Set exercise >> Say how many lines of the material below contain the word "ФГУП", with no other words.

Stored entries:
=-=-=

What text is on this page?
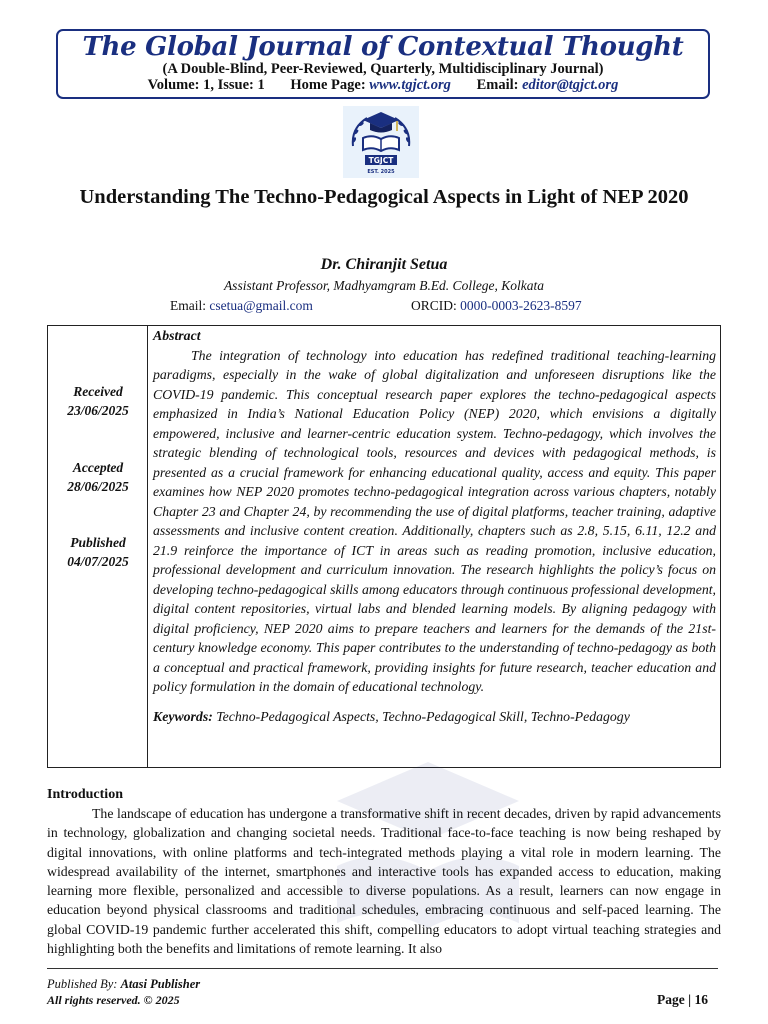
The Global Journal of Contextual Thought
(A Double-Blind, Peer-Reviewed, Quarterly, Multidisciplinary Journal)
Volume: 1, Issue: 1 Home Page: www.tgjct.org Email: editor@tgjct.org
TGJCT
EST. 2025
Understanding The Techno-Pedagogical Aspects in Light of NEP 2020
Dr. Chiranjit Setua
Assistant Professor, Madhyamgram B.Ed. College, Kolkata
Email: csetua@gmail.com	ORCID: 0000-0003-2623-8597
Received
23/06/2025
Accepted
28/06/2025
Published
04/07/2025
Abstract

The integration of technology into education has redefined traditional teaching-learning paradigms, especially in the wake of global digitalization and unforeseen disruptions like the COVID-19 pandemic. This conceptual research paper explores the techno-pedagogical aspects emphasized in India’s National Education Policy (NEP) 2020, which envisions a digitally empowered, inclusive and learner-centric education system. Techno-pedagogy, which involves the strategic blending of technological tools, resources and devices with pedagogical methods, is presented as a crucial framework for enhancing educational quality, access and equity. This paper examines how NEP 2020 promotes techno-pedagogical integration across various chapters, notably Chapter 23 and Chapter 24, by recommending the use of digital platforms, teacher training, adaptive assessments and inclusive content creation. Additionally, chapters such as 2.8, 5.15, 6.11, 12.2 and 21.9 reinforce the importance of ICT in areas such as reading promotion, inclusive education, professional development and curriculum innovation. The research highlights the policy’s focus on developing techno-pedagogical skills among educators through continuous professional development, digital content repositories, virtual labs and blended learning models. By aligning pedagogy with digital proficiency, NEP 2020 aims to prepare teachers and learners for the demands of the 21st-century knowledge economy. This paper contributes to the understanding of techno-pedagogy as both a conceptual and practical framework, providing insights for future research, teacher education and policy formulation in the domain of educational technology.

Keywords: Techno-Pedagogical Aspects, Techno-Pedagogical Skill, Techno-Pedagogy
Introduction

The landscape of education has undergone a transformative shift in recent decades, driven by rapid advancements in technology, globalization and changing societal needs. Traditional face-to-face teaching is now being reshaped by digital innovations, with online platforms and tech-integrated methods playing a vital role in modern learning. The widespread availability of the internet, smartphones and interactive tools has expanded access to education, making learning more flexible, personalized and accessible to diverse populations. As a result, learners can now engage in education beyond physical classrooms and traditional schedules, embracing continuous and self-paced learning. The global COVID-19 pandemic further accelerated this shift, compelling educators to adopt virtual teaching strategies and highlighting both the benefits and limitations of remote learning. It also

Published By: Atasi Publisher
All rights reserved. © 2025	Page | 16
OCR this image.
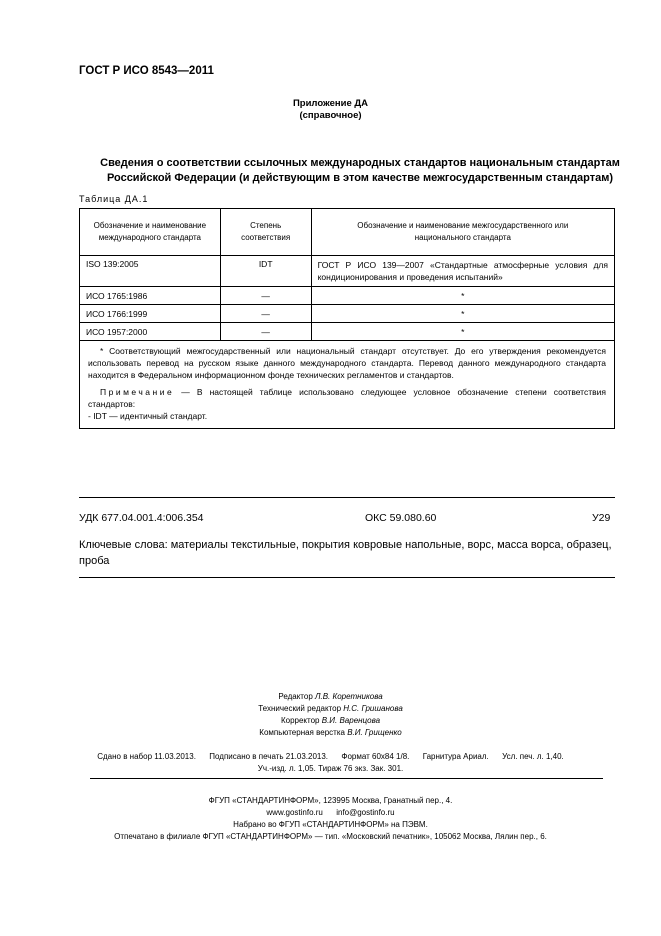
ГОСТ Р ИСО 8543—2011
Приложение ДА
(справочное)
Сведения о соответствии ссылочных международных стандартов национальным стандартам
Российской Федерации (и действующим в этом качестве межгосударственным стандартам)
Таблица ДА.1
Обозначение и наименование международного стандарта	Степень соответствия	Обозначение и наименование межгосударственного или национального стандарта
ISO 139:2005	IDT	ГОСТ Р ИСО 139—2007 «Стандартные атмосферные условия для кондиционирования и проведения испытаний»
ИСО 1765:1986	—	*
ИСО 1766:1999	—	*
ИСО 1957:2000	—	*

* Соответствующий межгосударственный или национальный стандарт отсутствует. До его утверждения рекомендуется использовать перевод на русском языке данного международного стандарта. Перевод данного международного стандарта находится в Федеральном информационном фонде технических регламентов и стандартов.

Примечание — В настоящей таблице использовано следующее условное обозначение степени соответствия стандартов:

- IDT — идентичный стандарт.		

УДК 677.04.001.4:006.354	ОКС 59.080.60	У29
Ключевые слова: материалы текстильные, покрытия ковровые напольные, ворс, масса ворса, образец, проба
Редактор Л.В. Коретникова
Технический редактор Н.С. Гришанова
Корректор В.И. Варенцова
Компьютерная верстка В.И. Грищенко
Сдано в набор 11.03.2013.      Подписано в печать 21.03.2013.      Формат 60х84 1/8.      Гарнитура Ариал.      Усл. печ. л. 1,40.
Уч.-изд. л. 1,05. Тираж 76 экз. Зак. 301.
ФГУП «СТАНДАРТИНФОРМ», 123995 Москва, Гранатный пер., 4.
www.gostinfo.ru      info@gostinfo.ru
Набрано во ФГУП «СТАНДАРТИНФОРМ» на ПЭВМ.
Отпечатано в филиале ФГУП «СТАНДАРТИНФОРМ» — тип. «Московский печатник», 105062 Москва, Лялин пер., 6.
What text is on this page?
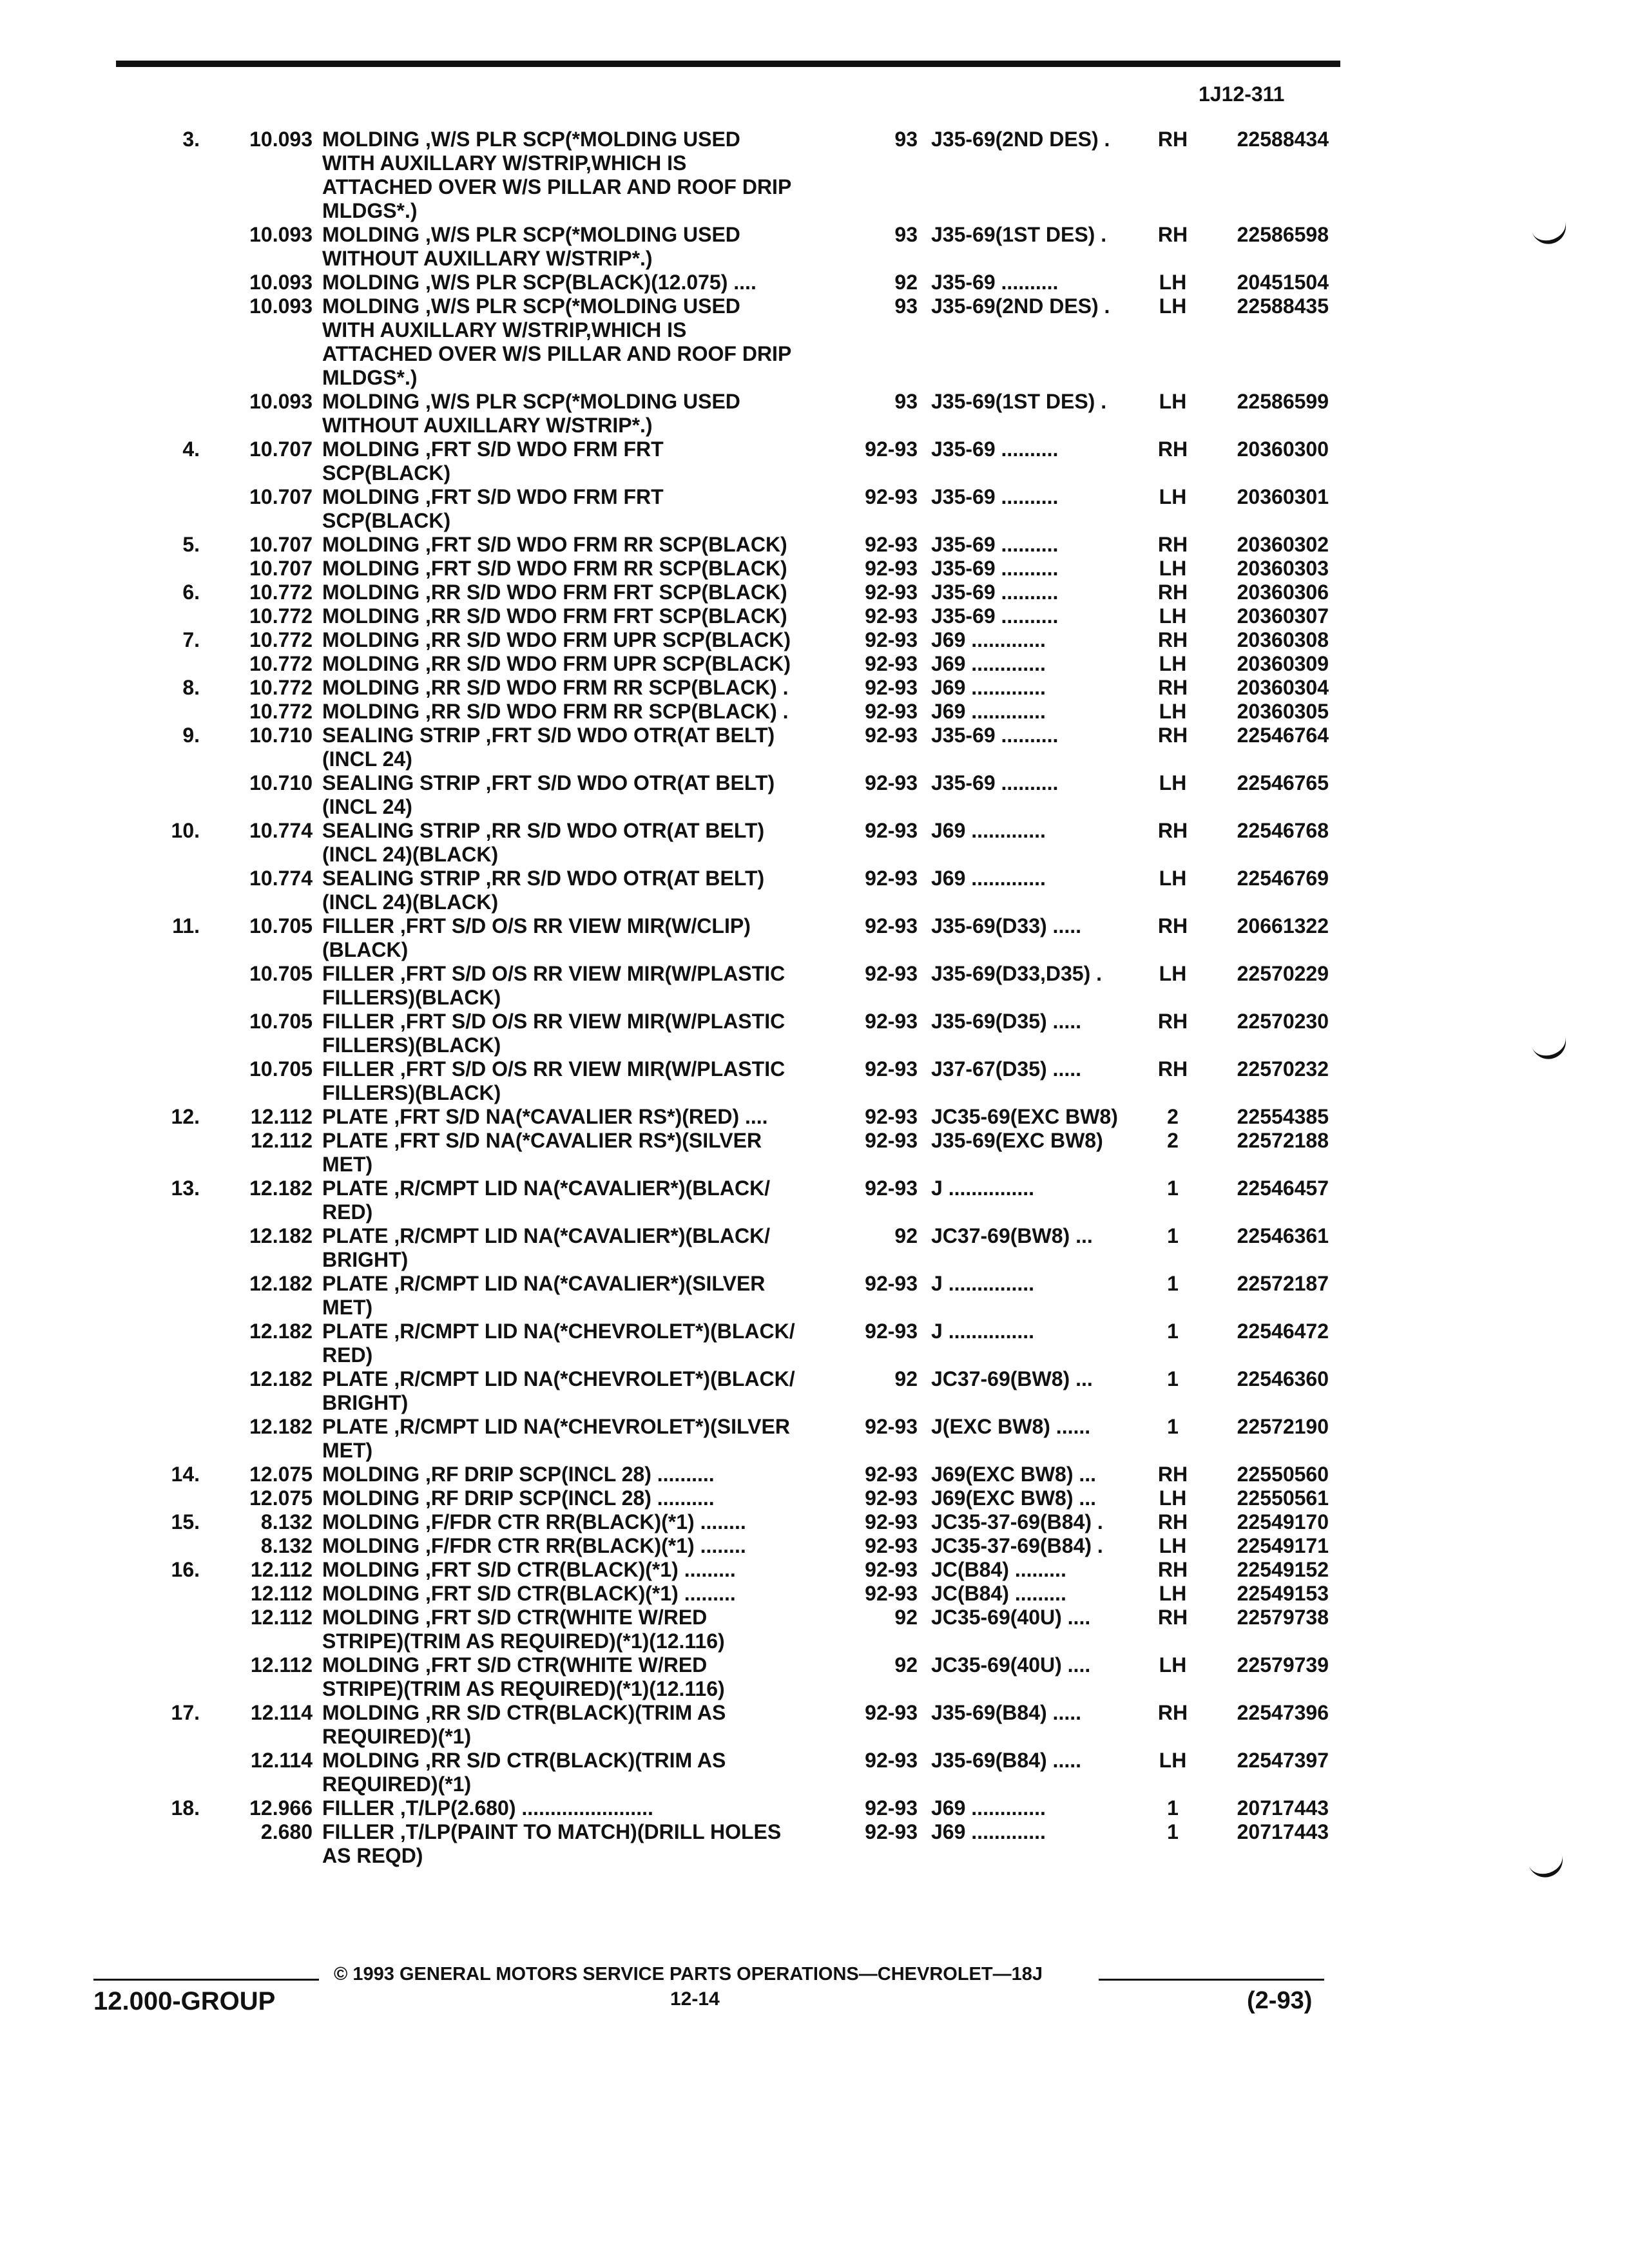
1J12-311
3.	10.093 MOLDING ,W/S PLR SCP(*MOLDING USED
WITH AUXILLARY W/STRIP,WHICH IS
ATTACHED OVER W/S PILLAR AND ROOF DRIP
MLDGS*.)
93 J35-69(2ND DES) .	RH	22588434
10.093 MOLDING ,W/S PLR SCP(*MOLDING USED
WITHOUT AUXILLARY W/STRIP*.)
93 J35-69(1ST DES) .	RH	22586598
10.093 MOLDING ,W/S PLR SCP(BLACK)(12.075) ....	92 J35-69 ..........	LH	20451504
10.093 MOLDING ,W/S PLR SCP(*MOLDING USED
WITH AUXILLARY W/STRIP,WHICH IS
ATTACHED OVER W/S PILLAR AND ROOF DRIP
MLDGS*.)
93 J35-69(2ND DES) .	LH	22588435
10.093 MOLDING ,W/S PLR SCP(*MOLDING USED
WITHOUT AUXILLARY W/STRIP*.)
93 J35-69(1ST DES) .	LH	22586599
4.	10.707 MOLDING ,FRT S/D WDO FRM FRT
SCP(BLACK)
92-93 J35-69 ..........	RH	20360300
10.707 MOLDING ,FRT S/D WDO FRM FRT
SCP(BLACK)
92-93 J35-69 ..........	LH	20360301
5.	10.707 MOLDING ,FRT S/D WDO FRM RR SCP(BLACK)	92-93 J35-69 ..........	RH	20360302
10.707 MOLDING ,FRT S/D WDO FRM RR SCP(BLACK)	92-93 J35-69 ..........	LH	20360303
6.	10.772 MOLDING ,RR S/D WDO FRM FRT SCP(BLACK)	92-93 J35-69 ..........	RH	20360306
10.772 MOLDING ,RR S/D WDO FRM FRT SCP(BLACK)	92-93 J35-69 ..........	LH	20360307
7.	10.772 MOLDING ,RR S/D WDO FRM UPR SCP(BLACK)	92-93 J69 .............	RH	20360308
10.772 MOLDING ,RR S/D WDO FRM UPR SCP(BLACK)	92-93 J69 .............	LH	20360309
8.	10.772 MOLDING ,RR S/D WDO FRM RR SCP(BLACK) .	92-93 J69 .............	RH	20360304
10.772 MOLDING ,RR S/D WDO FRM RR SCP(BLACK) .	92-93 J69 .............	LH	20360305
9.	10.710 SEALING STRIP ,FRT S/D WDO OTR(AT BELT)
(INCL 24)
92-93 J35-69 ..........	RH	22546764
10.710 SEALING STRIP ,FRT S/D WDO OTR(AT BELT)
(INCL 24)
92-93 J35-69 ..........	LH	22546765
10.	10.774 SEALING STRIP ,RR S/D WDO OTR(AT BELT)
(INCL 24)(BLACK)
92-93 J69 .............	RH	22546768
10.774 SEALING STRIP ,RR S/D WDO OTR(AT BELT)
(INCL 24)(BLACK)
92-93 J69 .............	LH	22546769
11.	10.705 FILLER ,FRT S/D O/S RR VIEW MIR(W/CLIP)
(BLACK)
92-93 J35-69(D33) .....	RH	20661322
10.705 FILLER ,FRT S/D O/S RR VIEW MIR(W/PLASTIC
FILLERS)(BLACK)
92-93 J35-69(D33,D35) .	LH	22570229
10.705 FILLER ,FRT S/D O/S RR VIEW MIR(W/PLASTIC
FILLERS)(BLACK)
92-93 J35-69(D35) .....	RH	22570230
10.705 FILLER ,FRT S/D O/S RR VIEW MIR(W/PLASTIC
FILLERS)(BLACK)
92-93 J37-67(D35) .....	RH	22570232
12.	12.112 PLATE ,FRT S/D NA(*CAVALIER RS*)(RED) ....	92-93 JC35-69(EXC BW8)	2	22554385
12.112 PLATE ,FRT S/D NA(*CAVALIER RS*)(SILVER
MET)
92-93 J35-69(EXC BW8)	2	22572188
13.	12.182 PLATE ,R/CMPT LID NA(*CAVALIER*)(BLACK/
RED)
92-93 J ...............	1	22546457
12.182 PLATE ,R/CMPT LID NA(*CAVALIER*)(BLACK/
BRIGHT)
92 JC37-69(BW8) ...	1	22546361
12.182 PLATE ,R/CMPT LID NA(*CAVALIER*)(SILVER
MET)
92-93 J ...............	1	22572187
12.182 PLATE ,R/CMPT LID NA(*CHEVROLET*)(BLACK/
RED)
92-93 J ...............	1	22546472
12.182 PLATE ,R/CMPT LID NA(*CHEVROLET*)(BLACK/
BRIGHT)
92 JC37-69(BW8) ...	1	22546360
12.182 PLATE ,R/CMPT LID NA(*CHEVROLET*)(SILVER
MET)
92-93 J(EXC BW8) ......	1	22572190
14.	12.075 MOLDING ,RF DRIP SCP(INCL 28) ..........	92-93 J69(EXC BW8) ...	RH	22550560
12.075 MOLDING ,RF DRIP SCP(INCL 28) ..........	92-93 J69(EXC BW8) ...	LH	22550561
15.	8.132 MOLDING ,F/FDR CTR RR(BLACK)(*1) ........	92-93 JC35-37-69(B84) .	RH	22549170
8.132 MOLDING ,F/FDR CTR RR(BLACK)(*1) ........	92-93 JC35-37-69(B84) .	LH	22549171
16.	12.112 MOLDING ,FRT S/D CTR(BLACK)(*1) .........	92-93 JC(B84) .........	RH	22549152
12.112 MOLDING ,FRT S/D CTR(BLACK)(*1) .........	92-93 JC(B84) .........	LH	22549153
12.112 MOLDING ,FRT S/D CTR(WHITE W/RED
STRIPE)(TRIM AS REQUIRED)(*1)(12.116)
92 JC35-69(40U) ....	RH	22579738
12.112 MOLDING ,FRT S/D CTR(WHITE W/RED
STRIPE)(TRIM AS REQUIRED)(*1)(12.116)
92 JC35-69(40U) ....	LH	22579739
17.	12.114 MOLDING ,RR S/D CTR(BLACK)(TRIM AS
REQUIRED)(*1)
92-93 J35-69(B84) .....	RH	22547396
12.114 MOLDING ,RR S/D CTR(BLACK)(TRIM AS
REQUIRED)(*1)
92-93 J35-69(B84) .....	LH	22547397
18.	12.966 FILLER ,T/LP(2.680) .......................	92-93 J69 .............	1	20717443
2.680 FILLER ,T/LP(PAINT TO MATCH)(DRILL HOLES
AS REQD)
92-93 J69 .............	1	20717443
© 1993 GENERAL MOTORS SERVICE PARTS OPERATIONS—CHEVROLET—18J
12.000-GROUP	12-14	(2-93)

=-=-=

Exercise output >> 3